-- BEGIN --

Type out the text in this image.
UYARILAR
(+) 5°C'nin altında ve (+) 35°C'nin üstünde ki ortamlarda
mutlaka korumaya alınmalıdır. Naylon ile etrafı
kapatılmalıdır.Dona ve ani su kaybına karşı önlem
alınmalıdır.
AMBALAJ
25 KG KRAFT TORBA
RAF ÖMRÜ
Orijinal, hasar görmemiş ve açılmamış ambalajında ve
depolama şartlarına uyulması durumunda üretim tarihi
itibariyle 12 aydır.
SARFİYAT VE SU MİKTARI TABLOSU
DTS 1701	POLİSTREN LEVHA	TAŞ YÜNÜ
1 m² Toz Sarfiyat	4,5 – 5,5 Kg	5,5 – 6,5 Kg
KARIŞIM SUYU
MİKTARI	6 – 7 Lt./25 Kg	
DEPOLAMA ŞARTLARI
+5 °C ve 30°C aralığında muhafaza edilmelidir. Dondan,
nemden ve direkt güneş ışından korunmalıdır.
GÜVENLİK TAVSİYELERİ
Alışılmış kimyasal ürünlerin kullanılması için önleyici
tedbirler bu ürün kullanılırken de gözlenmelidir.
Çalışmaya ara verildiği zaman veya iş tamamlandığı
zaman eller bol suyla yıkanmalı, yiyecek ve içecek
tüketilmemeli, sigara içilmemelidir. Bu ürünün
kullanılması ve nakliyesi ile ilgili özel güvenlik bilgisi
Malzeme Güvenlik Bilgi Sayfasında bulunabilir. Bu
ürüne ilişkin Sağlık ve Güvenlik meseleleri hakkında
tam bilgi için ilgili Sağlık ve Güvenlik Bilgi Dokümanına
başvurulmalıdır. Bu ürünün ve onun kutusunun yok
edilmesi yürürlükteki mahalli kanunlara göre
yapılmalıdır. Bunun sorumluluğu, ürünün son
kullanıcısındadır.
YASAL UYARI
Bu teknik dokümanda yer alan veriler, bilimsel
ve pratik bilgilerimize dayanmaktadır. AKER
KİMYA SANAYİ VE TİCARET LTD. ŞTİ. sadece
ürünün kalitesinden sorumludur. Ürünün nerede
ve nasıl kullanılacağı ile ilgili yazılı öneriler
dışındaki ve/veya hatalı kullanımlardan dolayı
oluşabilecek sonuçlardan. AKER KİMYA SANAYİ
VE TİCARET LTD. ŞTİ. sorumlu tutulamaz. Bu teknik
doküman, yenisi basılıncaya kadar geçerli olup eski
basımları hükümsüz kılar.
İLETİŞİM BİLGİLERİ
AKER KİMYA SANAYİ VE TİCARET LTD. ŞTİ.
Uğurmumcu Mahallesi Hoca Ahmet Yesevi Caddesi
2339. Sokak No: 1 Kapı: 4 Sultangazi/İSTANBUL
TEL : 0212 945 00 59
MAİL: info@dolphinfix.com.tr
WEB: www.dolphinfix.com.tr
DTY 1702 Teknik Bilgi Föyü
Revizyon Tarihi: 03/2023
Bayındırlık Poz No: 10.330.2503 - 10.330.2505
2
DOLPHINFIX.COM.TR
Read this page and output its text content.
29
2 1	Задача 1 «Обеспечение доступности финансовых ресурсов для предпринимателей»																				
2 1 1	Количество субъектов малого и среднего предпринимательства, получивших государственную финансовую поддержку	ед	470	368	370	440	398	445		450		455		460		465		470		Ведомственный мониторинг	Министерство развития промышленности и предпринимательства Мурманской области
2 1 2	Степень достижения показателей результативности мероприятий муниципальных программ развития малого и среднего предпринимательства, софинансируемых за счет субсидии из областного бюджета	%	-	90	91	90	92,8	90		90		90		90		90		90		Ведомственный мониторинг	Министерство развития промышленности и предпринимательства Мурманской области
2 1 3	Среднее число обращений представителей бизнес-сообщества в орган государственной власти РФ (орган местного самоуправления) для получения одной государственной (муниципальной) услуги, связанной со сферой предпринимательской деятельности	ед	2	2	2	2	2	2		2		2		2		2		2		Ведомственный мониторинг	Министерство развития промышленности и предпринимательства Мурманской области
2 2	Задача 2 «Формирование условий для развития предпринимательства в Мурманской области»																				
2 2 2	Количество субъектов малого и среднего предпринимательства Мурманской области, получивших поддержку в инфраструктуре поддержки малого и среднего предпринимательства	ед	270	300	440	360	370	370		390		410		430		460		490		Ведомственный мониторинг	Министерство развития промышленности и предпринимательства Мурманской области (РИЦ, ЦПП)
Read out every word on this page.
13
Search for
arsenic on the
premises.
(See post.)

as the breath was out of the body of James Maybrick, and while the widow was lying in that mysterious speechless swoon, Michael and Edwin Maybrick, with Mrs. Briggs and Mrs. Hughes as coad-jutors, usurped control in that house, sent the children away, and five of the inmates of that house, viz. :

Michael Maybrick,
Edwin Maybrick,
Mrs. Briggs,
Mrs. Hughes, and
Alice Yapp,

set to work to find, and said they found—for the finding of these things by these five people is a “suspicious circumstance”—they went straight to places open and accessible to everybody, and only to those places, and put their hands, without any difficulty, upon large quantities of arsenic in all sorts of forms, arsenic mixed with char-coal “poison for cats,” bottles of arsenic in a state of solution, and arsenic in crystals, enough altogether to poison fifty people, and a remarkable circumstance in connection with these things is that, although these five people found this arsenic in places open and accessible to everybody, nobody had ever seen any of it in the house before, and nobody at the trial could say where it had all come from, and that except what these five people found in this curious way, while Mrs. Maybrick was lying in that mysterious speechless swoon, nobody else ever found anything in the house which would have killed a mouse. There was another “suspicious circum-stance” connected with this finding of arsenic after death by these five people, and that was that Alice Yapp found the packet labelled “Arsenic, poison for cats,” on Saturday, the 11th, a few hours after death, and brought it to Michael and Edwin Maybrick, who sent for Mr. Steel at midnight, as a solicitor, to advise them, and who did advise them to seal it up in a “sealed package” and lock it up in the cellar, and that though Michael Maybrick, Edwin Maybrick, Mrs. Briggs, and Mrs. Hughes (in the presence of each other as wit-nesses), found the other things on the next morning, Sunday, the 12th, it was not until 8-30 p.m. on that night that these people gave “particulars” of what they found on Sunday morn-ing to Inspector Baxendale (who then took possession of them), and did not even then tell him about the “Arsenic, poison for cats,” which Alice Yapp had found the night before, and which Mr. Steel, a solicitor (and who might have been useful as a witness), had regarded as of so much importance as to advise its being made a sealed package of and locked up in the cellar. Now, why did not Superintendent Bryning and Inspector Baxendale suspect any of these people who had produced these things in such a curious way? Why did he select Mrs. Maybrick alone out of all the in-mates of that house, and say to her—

-- END --

### Short problem
Wherever the string "için" appears in the entries above, list that line.

### Answer to this problem
Alışılmış kimyasal ürünlerin kullanılması için önleyici
tam bilgi için ilgili Sağlık ve Güvenlik Bilgi Dokümanına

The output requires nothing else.